> [Objective]
From the records, pick out and copy each line containing "Općinskom".

------

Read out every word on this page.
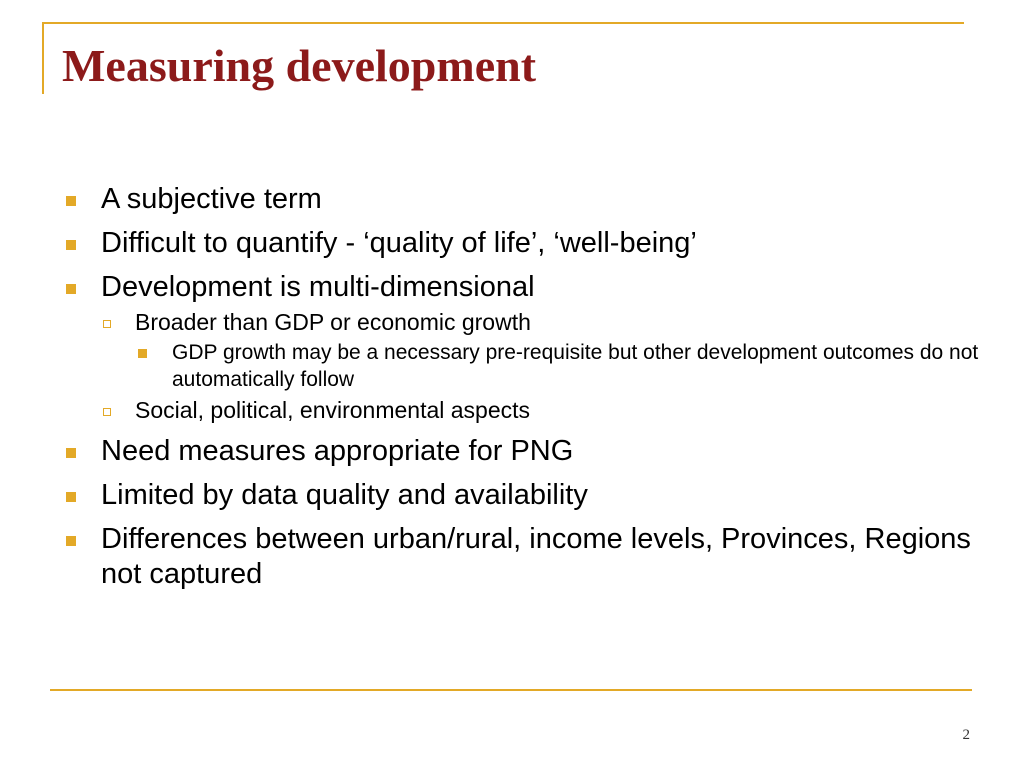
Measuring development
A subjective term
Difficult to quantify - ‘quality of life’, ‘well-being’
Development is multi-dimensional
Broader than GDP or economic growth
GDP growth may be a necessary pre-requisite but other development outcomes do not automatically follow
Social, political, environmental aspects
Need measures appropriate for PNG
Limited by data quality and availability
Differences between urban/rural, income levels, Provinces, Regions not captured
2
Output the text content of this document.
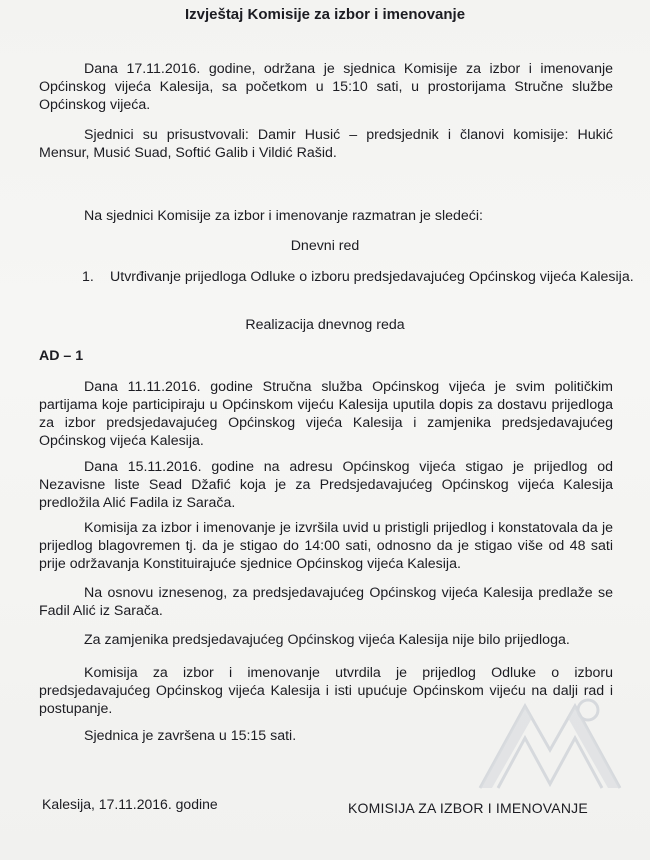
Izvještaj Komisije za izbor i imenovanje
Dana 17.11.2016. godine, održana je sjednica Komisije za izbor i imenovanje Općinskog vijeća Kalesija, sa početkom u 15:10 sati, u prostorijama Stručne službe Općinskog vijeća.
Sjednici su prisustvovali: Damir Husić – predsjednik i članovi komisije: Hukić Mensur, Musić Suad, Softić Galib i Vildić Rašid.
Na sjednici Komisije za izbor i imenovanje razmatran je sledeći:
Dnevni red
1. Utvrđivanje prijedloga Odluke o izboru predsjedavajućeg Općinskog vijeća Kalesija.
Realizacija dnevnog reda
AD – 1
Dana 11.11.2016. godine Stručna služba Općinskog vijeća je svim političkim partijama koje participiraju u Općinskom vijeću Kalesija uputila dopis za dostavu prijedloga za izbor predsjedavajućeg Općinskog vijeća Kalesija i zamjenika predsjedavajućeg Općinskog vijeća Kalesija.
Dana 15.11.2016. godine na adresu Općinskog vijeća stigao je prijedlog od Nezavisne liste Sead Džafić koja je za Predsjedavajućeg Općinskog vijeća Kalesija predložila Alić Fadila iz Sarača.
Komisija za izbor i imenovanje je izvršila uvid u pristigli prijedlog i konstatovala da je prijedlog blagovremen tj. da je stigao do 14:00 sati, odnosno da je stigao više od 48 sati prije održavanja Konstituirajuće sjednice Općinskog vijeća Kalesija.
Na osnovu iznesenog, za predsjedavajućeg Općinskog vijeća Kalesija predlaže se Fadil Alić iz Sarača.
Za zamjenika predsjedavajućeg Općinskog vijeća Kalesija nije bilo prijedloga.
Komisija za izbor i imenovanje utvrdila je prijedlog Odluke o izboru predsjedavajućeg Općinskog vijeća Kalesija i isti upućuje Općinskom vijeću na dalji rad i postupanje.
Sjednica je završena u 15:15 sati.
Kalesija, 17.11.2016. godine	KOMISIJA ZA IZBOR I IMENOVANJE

------

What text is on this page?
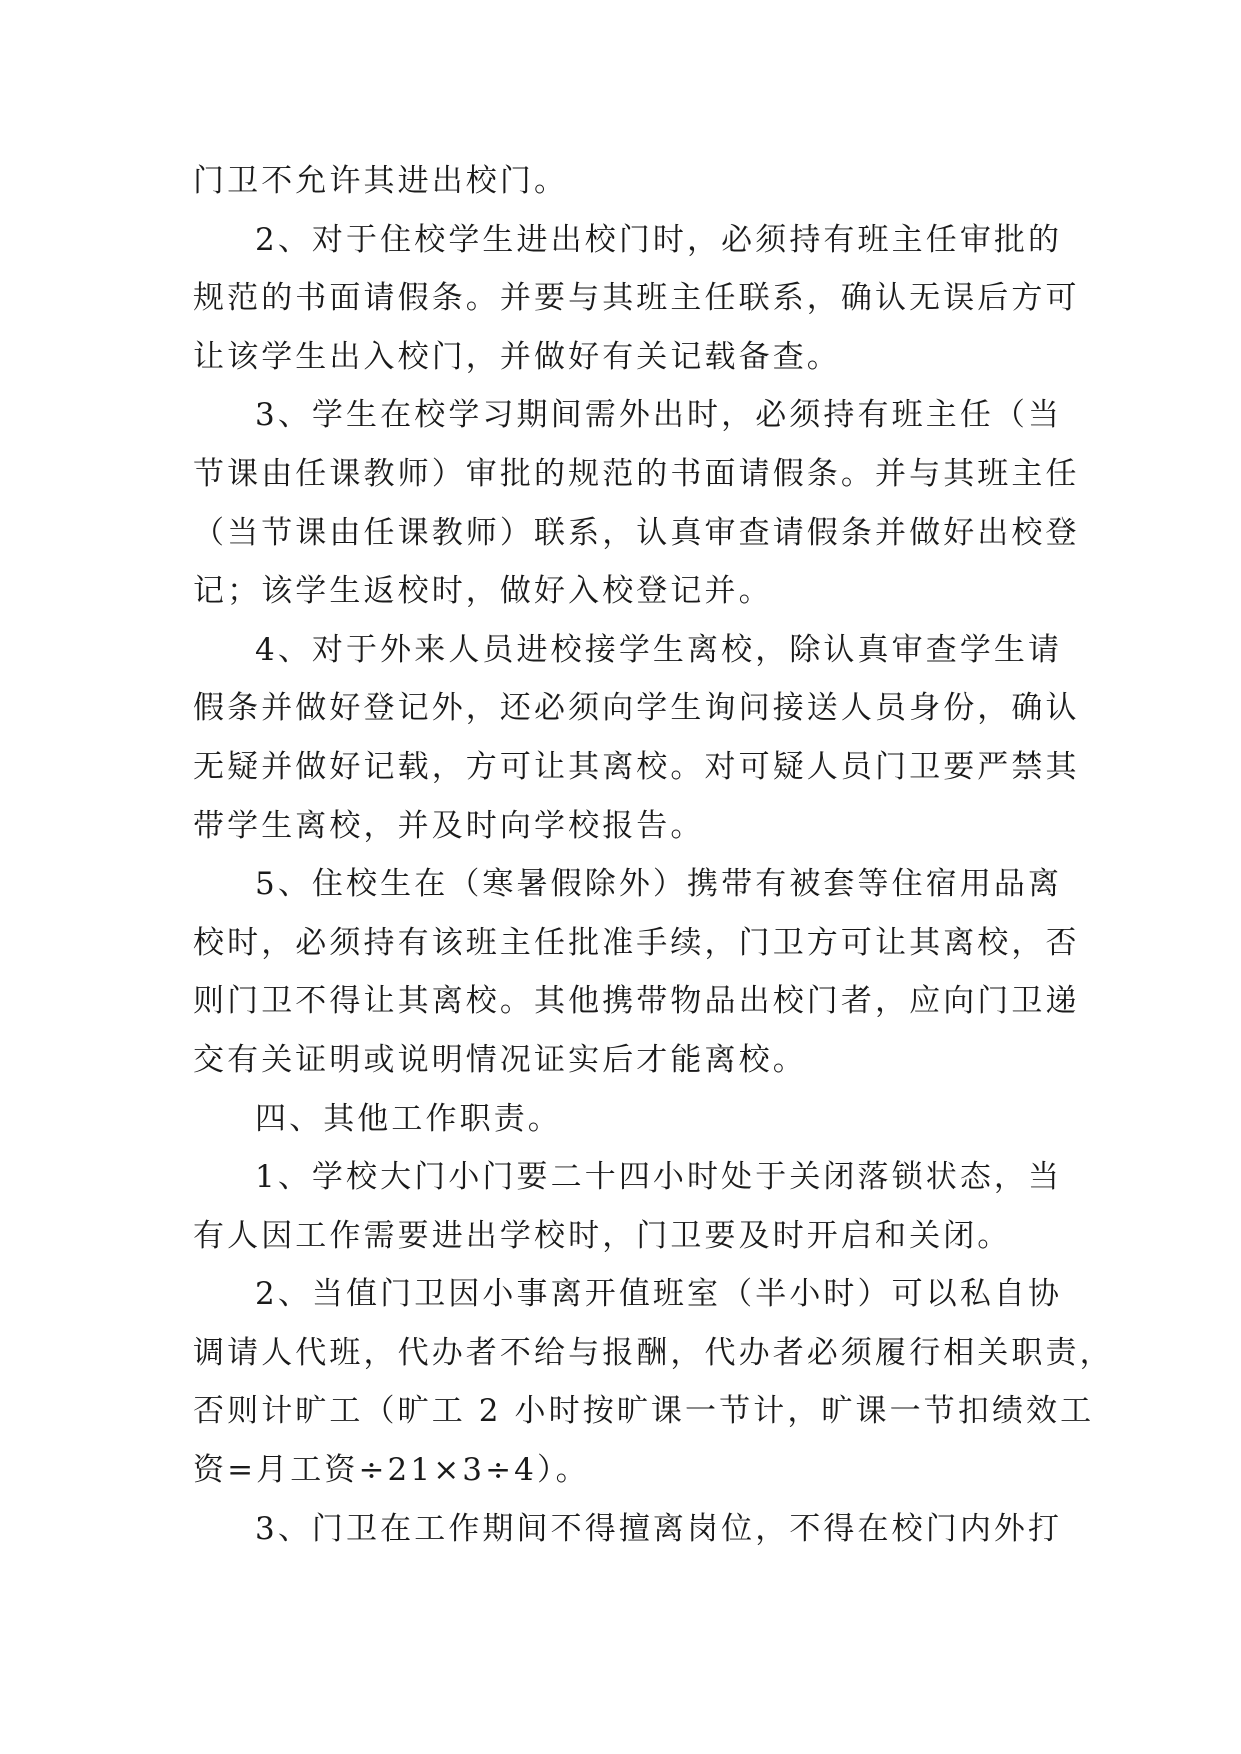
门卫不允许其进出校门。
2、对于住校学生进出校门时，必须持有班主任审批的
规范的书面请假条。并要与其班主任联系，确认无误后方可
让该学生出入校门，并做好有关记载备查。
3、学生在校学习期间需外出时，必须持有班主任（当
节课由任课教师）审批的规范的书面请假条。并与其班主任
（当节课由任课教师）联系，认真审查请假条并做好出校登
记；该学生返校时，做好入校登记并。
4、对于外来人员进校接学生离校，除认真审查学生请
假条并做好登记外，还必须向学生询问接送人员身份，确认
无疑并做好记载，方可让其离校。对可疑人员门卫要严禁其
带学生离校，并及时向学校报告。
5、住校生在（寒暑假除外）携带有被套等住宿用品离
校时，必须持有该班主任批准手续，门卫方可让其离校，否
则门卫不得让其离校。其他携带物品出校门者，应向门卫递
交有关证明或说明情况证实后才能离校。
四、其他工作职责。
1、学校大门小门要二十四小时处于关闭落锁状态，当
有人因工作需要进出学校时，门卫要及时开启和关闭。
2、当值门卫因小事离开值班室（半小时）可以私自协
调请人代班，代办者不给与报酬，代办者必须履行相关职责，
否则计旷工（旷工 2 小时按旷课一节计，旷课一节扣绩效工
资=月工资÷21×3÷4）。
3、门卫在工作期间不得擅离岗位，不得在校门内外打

------

> [Response to the exercise]
Dana 11.11.2016. godine Stručna služba Općinskog vijeća je svim političkim partijama koje participiraju u Općinskom vijeću Kalesija uputila dopis za dostavu prijedloga za izbor predsjedavajućeg Općinskog vijeća Kalesija i zamjenika predsjedavajućeg Općinskog vijeća Kalesija.
Komisija za izbor i imenovanje utvrdila je prijedlog Odluke o izboru predsjedavajućeg Općinskog vijeća Kalesija i isti upućuje Općinskom vijeću na dalji rad i postupanje.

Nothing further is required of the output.